DIRECTIVE -> Please restate the following records word for word.

ROWS ->

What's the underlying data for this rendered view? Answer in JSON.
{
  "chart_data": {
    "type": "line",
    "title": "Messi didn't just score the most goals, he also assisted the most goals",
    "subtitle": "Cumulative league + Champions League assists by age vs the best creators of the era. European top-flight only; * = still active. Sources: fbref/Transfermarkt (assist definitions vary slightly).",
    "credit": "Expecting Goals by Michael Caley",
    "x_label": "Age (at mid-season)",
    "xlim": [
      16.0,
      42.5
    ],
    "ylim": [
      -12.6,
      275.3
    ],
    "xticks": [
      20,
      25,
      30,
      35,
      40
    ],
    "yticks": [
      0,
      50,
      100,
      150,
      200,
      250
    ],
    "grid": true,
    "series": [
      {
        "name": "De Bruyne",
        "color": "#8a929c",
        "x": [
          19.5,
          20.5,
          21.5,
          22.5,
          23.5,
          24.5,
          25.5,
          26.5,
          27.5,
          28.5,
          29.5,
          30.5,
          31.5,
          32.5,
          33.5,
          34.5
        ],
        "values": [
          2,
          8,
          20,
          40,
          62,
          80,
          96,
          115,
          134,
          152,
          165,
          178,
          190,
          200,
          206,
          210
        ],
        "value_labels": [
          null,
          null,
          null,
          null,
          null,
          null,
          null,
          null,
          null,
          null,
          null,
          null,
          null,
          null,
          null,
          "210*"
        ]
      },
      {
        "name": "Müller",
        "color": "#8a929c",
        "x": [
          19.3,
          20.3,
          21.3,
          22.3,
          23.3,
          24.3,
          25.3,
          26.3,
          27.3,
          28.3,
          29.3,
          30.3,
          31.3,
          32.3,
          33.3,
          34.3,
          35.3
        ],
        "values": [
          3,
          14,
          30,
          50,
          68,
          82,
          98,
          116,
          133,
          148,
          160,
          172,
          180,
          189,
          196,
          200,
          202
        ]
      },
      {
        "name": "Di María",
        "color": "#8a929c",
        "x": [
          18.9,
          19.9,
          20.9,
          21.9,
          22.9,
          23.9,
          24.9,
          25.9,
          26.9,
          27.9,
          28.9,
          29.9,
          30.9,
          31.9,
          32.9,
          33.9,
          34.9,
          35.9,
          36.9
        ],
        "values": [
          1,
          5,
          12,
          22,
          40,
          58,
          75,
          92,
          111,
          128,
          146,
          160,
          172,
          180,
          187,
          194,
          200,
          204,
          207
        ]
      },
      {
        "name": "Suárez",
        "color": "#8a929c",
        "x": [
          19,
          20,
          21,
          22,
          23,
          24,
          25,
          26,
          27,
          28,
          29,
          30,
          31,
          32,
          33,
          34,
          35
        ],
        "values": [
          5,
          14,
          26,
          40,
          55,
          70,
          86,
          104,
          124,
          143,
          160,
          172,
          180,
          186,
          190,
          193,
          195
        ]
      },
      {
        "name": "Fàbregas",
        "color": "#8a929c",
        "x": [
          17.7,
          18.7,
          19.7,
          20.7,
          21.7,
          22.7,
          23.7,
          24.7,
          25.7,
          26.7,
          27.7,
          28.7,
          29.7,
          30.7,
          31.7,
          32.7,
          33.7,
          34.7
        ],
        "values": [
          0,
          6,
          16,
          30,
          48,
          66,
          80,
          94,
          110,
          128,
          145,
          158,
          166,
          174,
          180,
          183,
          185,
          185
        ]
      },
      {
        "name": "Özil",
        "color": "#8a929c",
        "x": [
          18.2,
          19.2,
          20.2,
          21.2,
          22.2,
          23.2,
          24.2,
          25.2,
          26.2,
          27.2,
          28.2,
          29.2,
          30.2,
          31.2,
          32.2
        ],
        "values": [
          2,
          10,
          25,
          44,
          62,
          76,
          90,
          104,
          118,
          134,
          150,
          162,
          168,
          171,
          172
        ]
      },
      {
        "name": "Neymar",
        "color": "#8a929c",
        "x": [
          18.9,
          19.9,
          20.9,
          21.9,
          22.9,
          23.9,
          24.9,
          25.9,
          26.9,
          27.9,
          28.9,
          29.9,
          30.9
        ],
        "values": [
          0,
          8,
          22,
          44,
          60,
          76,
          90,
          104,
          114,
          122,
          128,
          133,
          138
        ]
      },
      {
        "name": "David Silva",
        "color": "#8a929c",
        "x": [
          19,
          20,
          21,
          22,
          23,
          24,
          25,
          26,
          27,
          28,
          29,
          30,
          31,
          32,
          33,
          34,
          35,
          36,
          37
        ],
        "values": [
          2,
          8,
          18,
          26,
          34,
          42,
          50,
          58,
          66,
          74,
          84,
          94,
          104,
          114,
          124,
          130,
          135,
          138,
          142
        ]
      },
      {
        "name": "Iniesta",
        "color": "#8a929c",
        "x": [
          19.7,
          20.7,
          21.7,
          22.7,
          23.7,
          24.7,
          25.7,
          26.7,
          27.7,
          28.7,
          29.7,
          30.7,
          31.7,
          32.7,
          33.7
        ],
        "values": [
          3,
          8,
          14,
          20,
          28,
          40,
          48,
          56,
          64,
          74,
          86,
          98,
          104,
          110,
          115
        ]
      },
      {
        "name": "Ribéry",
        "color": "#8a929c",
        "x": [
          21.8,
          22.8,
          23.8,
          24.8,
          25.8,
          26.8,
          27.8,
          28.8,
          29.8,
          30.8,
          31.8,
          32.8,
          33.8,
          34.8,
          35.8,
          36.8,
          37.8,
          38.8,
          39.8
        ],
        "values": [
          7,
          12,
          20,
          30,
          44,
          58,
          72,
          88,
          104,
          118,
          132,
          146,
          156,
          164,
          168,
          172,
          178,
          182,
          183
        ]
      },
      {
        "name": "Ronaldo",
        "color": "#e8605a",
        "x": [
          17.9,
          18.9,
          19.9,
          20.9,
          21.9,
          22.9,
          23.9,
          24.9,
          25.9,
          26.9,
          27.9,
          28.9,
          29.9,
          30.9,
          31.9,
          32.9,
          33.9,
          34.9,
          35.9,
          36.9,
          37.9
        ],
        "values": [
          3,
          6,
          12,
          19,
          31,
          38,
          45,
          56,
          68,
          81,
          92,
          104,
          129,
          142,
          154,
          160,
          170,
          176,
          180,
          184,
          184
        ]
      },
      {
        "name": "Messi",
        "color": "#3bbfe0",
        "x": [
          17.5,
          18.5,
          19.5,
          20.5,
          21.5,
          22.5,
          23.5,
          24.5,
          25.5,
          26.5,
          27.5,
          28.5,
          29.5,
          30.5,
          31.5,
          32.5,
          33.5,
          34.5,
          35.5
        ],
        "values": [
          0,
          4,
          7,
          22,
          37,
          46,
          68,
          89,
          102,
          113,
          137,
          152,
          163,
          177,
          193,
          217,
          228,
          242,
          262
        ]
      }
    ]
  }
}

SOLUTION ->
What's the underlying data for this rendered view? Answer in JSON.
{
  "chart_data": {
    "type": "line",
    "title": "Messi didn't just score the most goals, he also assisted the most goals",
    "subtitle": "Cumulative league + Champions League assists by age vs the best creators of the era. European top-flight only; * = still active. Sources: fbref/Transfermarkt (assist definitions vary slightly).",
    "credit": "Expecting Goals by Michael Caley",
    "x_label": "Age (at mid-season)",
    "xlim": [
      16.0,
      42.5
    ],
    "ylim": [
      -12.6,
      275.3
    ],
    "xticks": [
      20,
      25,
      30,
      35,
      40
    ],
    "yticks": [
      0,
      50,
      100,
      150,
      200,
      250
    ],
    "grid": true,
    "series": [
      {
        "name": "De Bruyne",
        "color": "#8a929c",
        "x": [
          19.5,
          20.5,
          21.5,
          22.5,
          23.5,
          24.5,
          25.5,
          26.5,
          27.5,
          28.5,
          29.5,
          30.5,
          31.5,
          32.5,
          33.5,
          34.5
        ],
        "values": [
          2,
          8,
          20,
          40,
          62,
          80,
          96,
          115,
          134,
          152,
          165,
          178,
          190,
          200,
          206,
          210
        ],
        "value_labels": [
          null,
          null,
          null,
          null,
          null,
          null,
          null,
          null,
          null,
          null,
          null,
          null,
          null,
          null,
          null,
          "210*"
        ]
      },
      {
        "name": "Müller",
        "color": "#8a929c",
        "x": [
          19.3,
          20.3,
          21.3,
          22.3,
          23.3,
          24.3,
          25.3,
          26.3,
          27.3,
          28.3,
          29.3,
          30.3,
          31.3,
          32.3,
          33.3,
          34.3,
          35.3
        ],
        "values": [
          3,
          14,
          30,
          50,
          68,
          82,
          98,
          116,
          133,
          148,
          160,
          172,
          180,
          189,
          196,
          200,
          202
        ]
      },
      {
        "name": "Di María",
        "color": "#8a929c",
        "x": [
          18.9,
          19.9,
          20.9,
          21.9,
          22.9,
          23.9,
          24.9,
          25.9,
          26.9,
          27.9,
          28.9,
          29.9,
          30.9,
          31.9,
          32.9,
          33.9,
          34.9,
          35.9,
          36.9
        ],
        "values": [
          1,
          5,
          12,
          22,
          40,
          58,
          75,
          92,
          111,
          128,
          146,
          160,
          172,
          180,
          187,
          194,
          200,
          204,
          207
        ]
      },
      {
        "name": "Suárez",
        "color": "#8a929c",
        "x": [
          19,
          20,
          21,
          22,
          23,
          24,
          25,
          26,
          27,
          28,
          29,
          30,
          31,
          32,
          33,
          34,
          35
        ],
        "values": [
          5,
          14,
          26,
          40,
          55,
          70,
          86,
          104,
          124,
          143,
          160,
          172,
          180,
          186,
          190,
          193,
          195
        ]
      },
      {
        "name": "Fàbregas",
        "color": "#8a929c",
        "x": [
          17.7,
          18.7,
          19.7,
          20.7,
          21.7,
          22.7,
          23.7,
          24.7,
          25.7,
          26.7,
          27.7,
          28.7,
          29.7,
          30.7,
          31.7,
          32.7,
          33.7,
          34.7
        ],
        "values": [
          0,
          6,
          16,
          30,
          48,
          66,
          80,
          94,
          110,
          128,
          145,
          158,
          166,
          174,
          180,
          183,
          185,
          185
        ]
      },
      {
        "name": "Özil",
        "color": "#8a929c",
        "x": [
          18.2,
          19.2,
          20.2,
          21.2,
          22.2,
          23.2,
          24.2,
          25.2,
          26.2,
          27.2,
          28.2,
          29.2,
          30.2,
          31.2,
          32.2
        ],
        "values": [
          2,
          10,
          25,
          44,
          62,
          76,
          90,
          104,
          118,
          134,
          150,
          162,
          168,
          171,
          172
        ]
      },
      {
        "name": "Neymar",
        "color": "#8a929c",
        "x": [
          18.9,
          19.9,
          20.9,
          21.9,
          22.9,
          23.9,
          24.9,
          25.9,
          26.9,
          27.9,
          28.9,
          29.9,
          30.9
        ],
        "values": [
          0,
          8,
          22,
          44,
          60,
          76,
          90,
          104,
          114,
          122,
          128,
          133,
          138
        ]
      },
      {
        "name": "David Silva",
        "color": "#8a929c",
        "x": [
          19,
          20,
          21,
          22,
          23,
          24,
          25,
          26,
          27,
          28,
          29,
          30,
          31,
          32,
          33,
          34,
          35,
          36,
          37
        ],
        "values": [
          2,
          8,
          18,
          26,
          34,
          42,
          50,
          58,
          66,
          74,
          84,
          94,
          104,
          114,
          124,
          130,
          135,
          138,
          142
        ]
      },
      {
        "name": "Iniesta",
        "color": "#8a929c",
        "x": [
          19.7,
          20.7,
          21.7,
          22.7,
          23.7,
          24.7,
          25.7,
          26.7,
          27.7,
          28.7,
          29.7,
          30.7,
          31.7,
          32.7,
          33.7
        ],
        "values": [
          3,
          8,
          14,
          20,
          28,
          40,
          48,
          56,
          64,
          74,
          86,
          98,
          104,
          110,
          115
        ]
      },
      {
        "name": "Ribéry",
        "color": "#8a929c",
        "x": [
          21.8,
          22.8,
          23.8,
          24.8,
          25.8,
          26.8,
          27.8,
          28.8,
          29.8,
          30.8,
          31.8,
          32.8,
          33.8,
          34.8,
          35.8,
          36.8,
          37.8,
          38.8,
          39.8
        ],
        "values": [
          7,
          12,
          20,
          30,
          44,
          58,
          72,
          88,
          104,
          118,
          132,
          146,
          156,
          164,
          168,
          172,
          178,
          182,
          183
        ]
      },
      {
        "name": "Ronaldo",
        "color": "#e8605a",
        "x": [
          17.9,
          18.9,
          19.9,
          20.9,
          21.9,
          22.9,
          23.9,
          24.9,
          25.9,
          26.9,
          27.9,
          28.9,
          29.9,
          30.9,
          31.9,
          32.9,
          33.9,
          34.9,
          35.9,
          36.9,
          37.9
        ],
        "values": [
          3,
          6,
          12,
          19,
          31,
          38,
          45,
          56,
          68,
          81,
          92,
          104,
          129,
          142,
          154,
          160,
          170,
          176,
          180,
          184,
          184
        ]
      },
      {
        "name": "Messi",
        "color": "#3bbfe0",
        "x": [
          17.5,
          18.5,
          19.5,
          20.5,
          21.5,
          22.5,
          23.5,
          24.5,
          25.5,
          26.5,
          27.5,
          28.5,
          29.5,
          30.5,
          31.5,
          32.5,
          33.5,
          34.5,
          35.5
        ],
        "values": [
          0,
          4,
          7,
          22,
          37,
          46,
          68,
          89,
          102,
          113,
          137,
          152,
          163,
          177,
          193,
          217,
          228,
          242,
          262
        ]
      }
    ]
  }
}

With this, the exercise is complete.